Texto propuesto
_ _ _ _ _

Como dijo la Celestina en el siglo XVI: “Es un fuego escondido, una agradable llaga, un sabroso veneno, una dulce amargura, una delectable dolencia, un alegre tormento, una dulce y fiera herida, una blanda muerte”.

José Luis Garcés González*, Especial para El Espectador
03 de abril de 2016 - 01:18 a. m.

Introito

En la página 199 de El libro de las pasiones indescifrables, legendario volumen hindú que sólo fue impreso en Occidente después de 1800 por insistencia de Víctor Hugo, gran señor del romanticismo francés, se dice que el amor, a lo máximo, puede llegar tres veces a nuestro corazón: la primera vez toca con el filo de las uñas, la segunda con la yema de los dedos y la tercera con los nudillos de las manos. Si en ninguna de las tres ocasiones lo escuchaste, debes ser castigado por tu sordera y encaminar tus pasos a la cima de la montaña más próxima y dedicarte seis horas a mirar hacia el horizonte: verás el vacío, porque ya, a esas instancias, vacío tienes el corazón y en vacío te convertirás.

1. Los del pretil

Sentados en un pretil de un color que simpatiza más con la arena que con el cemento, están los dos enamorados. Ella, clara, pelo mono y recortado, con pecas en la cara y un poco de más de dos décadas regadas en todo el cuerpo. Él, más afro que mestizo, con unas patillas delgadas que desembocan en el bigote enredado y fino. Me gusta ese juego y apuesto a que él es un año mayor que ella. Si pierdo la conjetura, qué importa: se pierde la vida, que no se pierda una conjetura.

Es un día de sol huidizo y no hay motos ensuciando la tranquilidad de la tarde. La ciudad se ve distinta, se observa más holgada, más humana. Hay más tranquilidad, más verde, más espacios para descansar la mirada. Los enamorados no se hallan pegados hombro a hombro, como exige la costumbre. No están confundiendo las fronteras de los cuerpos jóvenes y ansiosos. De pronto, voltean las cabezas y como pajaritos aproximan las bocas y se tocan los labios. Permanecen varios segundos transmitiéndose los secretos de las aves incipientes. Cuando creo que se van a separar, ellos hacen lo contrario. Ah, por primera vez pierde mi intuición. Se quedan así: labios contra labios. Carne de labio contra carne de labio. Los de ella más delgados; los de él más gruesos y algo respingados. Prolongan el contacto externo. No entran a la cavidad bucal, no bucean con sus lenguas en ese espacio donde sombras cóncavas establecen la calidez de su reino. Piel de labio contra piel de labio. Aunque no lo hayan leído, creen con Marcel Proust que lo más profundo es la piel.

_ _ _ _ _

Consigna A
Según el texto, ¿con qué toca el amor el corazón la segunda vez que llega a él?
Consigna B
Extrae del texto, sin modificar nada, el fragmento que va desde "Sentados en un" hasta "pierda una conjetura.", incluido este último.
Los registros no guardan relación alguna con el texto.

_ _ _ _ _

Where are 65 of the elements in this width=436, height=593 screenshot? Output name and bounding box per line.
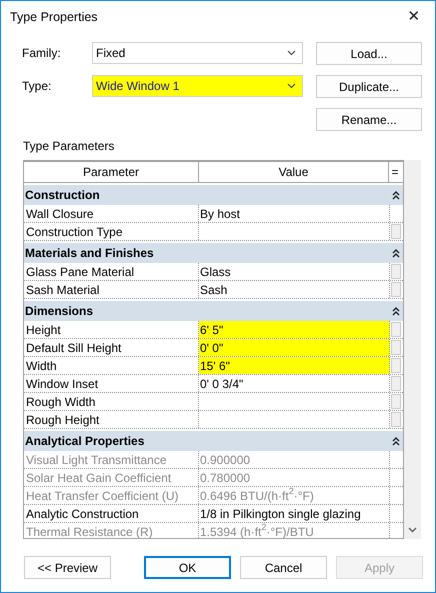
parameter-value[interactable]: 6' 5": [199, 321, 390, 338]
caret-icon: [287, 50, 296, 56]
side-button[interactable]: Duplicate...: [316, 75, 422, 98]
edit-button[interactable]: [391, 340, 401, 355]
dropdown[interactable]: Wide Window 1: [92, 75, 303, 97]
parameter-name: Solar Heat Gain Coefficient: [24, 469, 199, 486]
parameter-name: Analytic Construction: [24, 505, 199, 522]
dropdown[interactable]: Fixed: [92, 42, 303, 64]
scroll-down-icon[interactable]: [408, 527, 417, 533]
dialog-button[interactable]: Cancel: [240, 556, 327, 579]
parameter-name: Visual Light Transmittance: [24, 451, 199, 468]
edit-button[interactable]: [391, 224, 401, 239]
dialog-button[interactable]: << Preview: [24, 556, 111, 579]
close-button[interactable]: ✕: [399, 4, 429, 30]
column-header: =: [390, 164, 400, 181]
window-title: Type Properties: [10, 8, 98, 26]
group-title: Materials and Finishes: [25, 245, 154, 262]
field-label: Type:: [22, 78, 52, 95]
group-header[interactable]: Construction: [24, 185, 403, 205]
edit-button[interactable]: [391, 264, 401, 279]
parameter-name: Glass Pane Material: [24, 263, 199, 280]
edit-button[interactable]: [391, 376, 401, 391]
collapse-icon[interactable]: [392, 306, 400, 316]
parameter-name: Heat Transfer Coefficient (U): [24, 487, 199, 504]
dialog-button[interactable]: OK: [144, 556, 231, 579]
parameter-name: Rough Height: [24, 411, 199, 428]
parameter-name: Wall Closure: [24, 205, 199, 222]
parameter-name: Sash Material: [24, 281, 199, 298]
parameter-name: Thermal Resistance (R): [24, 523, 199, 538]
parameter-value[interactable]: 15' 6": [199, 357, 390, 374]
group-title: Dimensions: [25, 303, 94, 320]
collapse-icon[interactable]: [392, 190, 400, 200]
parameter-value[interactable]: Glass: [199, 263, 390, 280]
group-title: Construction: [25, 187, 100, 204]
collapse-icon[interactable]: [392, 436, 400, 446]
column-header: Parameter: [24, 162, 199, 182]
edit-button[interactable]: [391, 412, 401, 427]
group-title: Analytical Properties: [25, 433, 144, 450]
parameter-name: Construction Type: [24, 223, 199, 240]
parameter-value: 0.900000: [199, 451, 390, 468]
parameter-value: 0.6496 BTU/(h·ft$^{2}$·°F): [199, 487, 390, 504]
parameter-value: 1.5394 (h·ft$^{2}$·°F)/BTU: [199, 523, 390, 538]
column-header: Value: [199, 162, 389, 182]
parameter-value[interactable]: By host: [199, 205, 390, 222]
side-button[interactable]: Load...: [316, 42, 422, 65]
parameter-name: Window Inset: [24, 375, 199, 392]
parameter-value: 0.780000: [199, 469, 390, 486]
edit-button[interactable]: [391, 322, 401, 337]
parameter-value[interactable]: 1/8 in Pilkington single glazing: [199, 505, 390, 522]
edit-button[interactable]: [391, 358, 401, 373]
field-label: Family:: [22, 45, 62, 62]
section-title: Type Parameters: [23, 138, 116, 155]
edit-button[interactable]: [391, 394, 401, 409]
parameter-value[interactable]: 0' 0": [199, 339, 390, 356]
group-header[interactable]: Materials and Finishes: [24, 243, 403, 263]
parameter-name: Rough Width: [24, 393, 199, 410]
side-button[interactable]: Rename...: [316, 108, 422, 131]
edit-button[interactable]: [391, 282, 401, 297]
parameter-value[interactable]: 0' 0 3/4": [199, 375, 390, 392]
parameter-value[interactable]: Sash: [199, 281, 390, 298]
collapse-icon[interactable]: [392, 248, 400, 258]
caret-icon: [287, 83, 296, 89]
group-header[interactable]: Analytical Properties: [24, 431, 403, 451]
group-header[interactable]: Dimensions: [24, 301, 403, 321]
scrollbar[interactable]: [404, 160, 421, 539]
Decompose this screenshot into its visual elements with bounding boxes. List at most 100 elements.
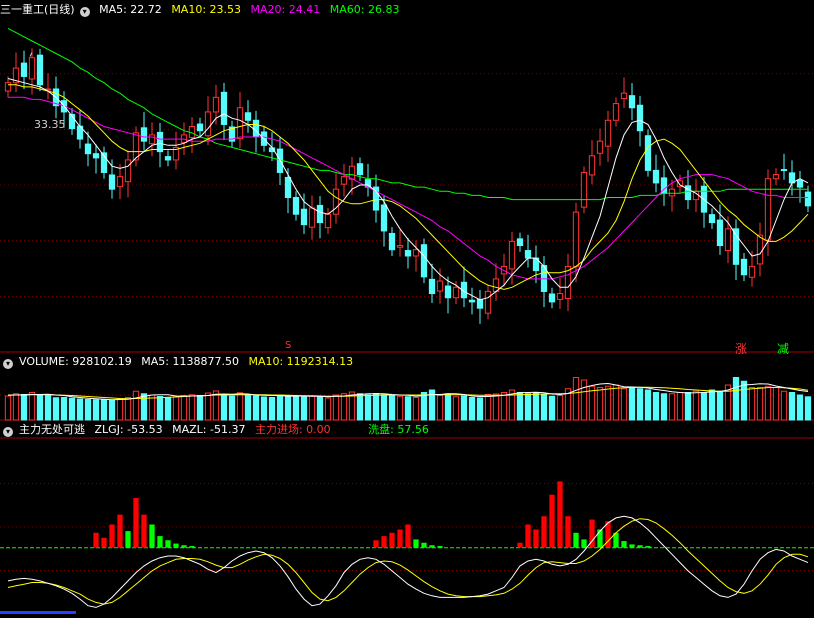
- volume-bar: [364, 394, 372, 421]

_ _ _ _ _

Solución completa A
Con la yema de los dedos.

Solución completa B
Sentados en un pretil de un color que simpatiza más con la arena que con el cemento, están los dos enamorados. Ella, clara, pelo mono y recortado, con pecas en la cara y un poco de más de dos décadas regadas en todo el cuerpo. Él, más afro que mestizo, con unas patillas delgadas que desembocan en el bigote enredado y fino. Me gusta ese juego y apuesto a que él es un año mayor que ella. Si pierdo la conjetura, qué importa: se pierde la vida, que no se pierda una conjetura.